[Required work] Please transcribe the data below exactly. Leave the pictures out.

################

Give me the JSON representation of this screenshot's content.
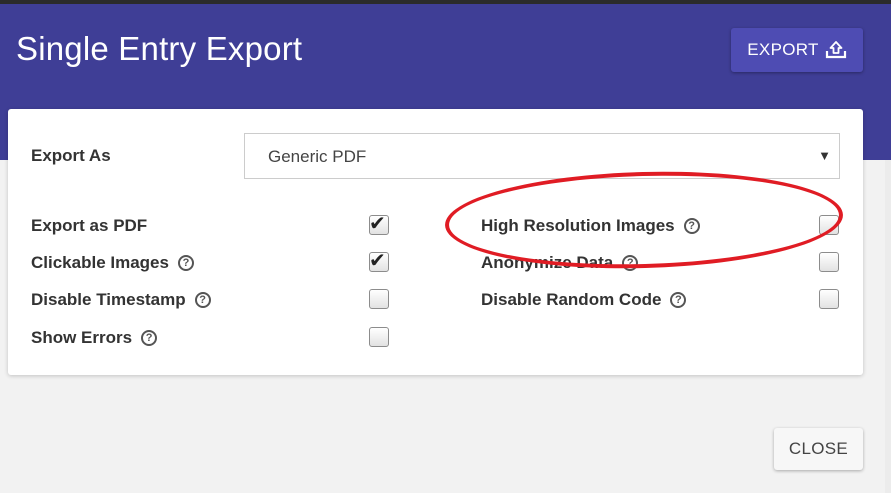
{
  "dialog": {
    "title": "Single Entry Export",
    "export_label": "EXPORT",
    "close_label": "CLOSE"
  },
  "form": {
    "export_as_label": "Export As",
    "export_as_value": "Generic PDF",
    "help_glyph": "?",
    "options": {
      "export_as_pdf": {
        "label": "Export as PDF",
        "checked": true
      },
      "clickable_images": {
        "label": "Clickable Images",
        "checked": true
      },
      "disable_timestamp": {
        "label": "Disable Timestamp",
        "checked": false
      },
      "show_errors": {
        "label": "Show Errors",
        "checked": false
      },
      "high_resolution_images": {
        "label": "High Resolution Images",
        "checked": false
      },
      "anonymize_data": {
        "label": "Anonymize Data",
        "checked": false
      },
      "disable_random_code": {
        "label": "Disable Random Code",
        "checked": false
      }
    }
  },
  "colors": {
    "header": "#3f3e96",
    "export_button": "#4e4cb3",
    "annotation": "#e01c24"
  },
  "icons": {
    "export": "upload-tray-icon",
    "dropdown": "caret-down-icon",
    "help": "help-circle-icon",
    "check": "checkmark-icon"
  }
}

################

[Response]
Give me the JSON representation of this screenshot's content.
{
  "dialog": {
    "title": "Single Entry Export",
    "export_label": "EXPORT",
    "close_label": "CLOSE"
  },
  "form": {
    "export_as_label": "Export As",
    "export_as_value": "Generic PDF",
    "help_glyph": "?",
    "options": {
      "export_as_pdf": {
        "label": "Export as PDF",
        "checked": true
      },
      "clickable_images": {
        "label": "Clickable Images",
        "checked": true
      },
      "disable_timestamp": {
        "label": "Disable Timestamp",
        "checked": false
      },
      "show_errors": {
        "label": "Show Errors",
        "checked": false
      },
      "high_resolution_images": {
        "label": "High Resolution Images",
        "checked": false
      },
      "anonymize_data": {
        "label": "Anonymize Data",
        "checked": false
      },
      "disable_random_code": {
        "label": "Disable Random Code",
        "checked": false
      }
    }
  },
  "colors": {
    "header": "#3f3e96",
    "export_button": "#4e4cb3",
    "annotation": "#e01c24"
  },
  "icons": {
    "export": "upload-tray-icon",
    "dropdown": "caret-down-icon",
    "help": "help-circle-icon",
    "check": "checkmark-icon"
  }
}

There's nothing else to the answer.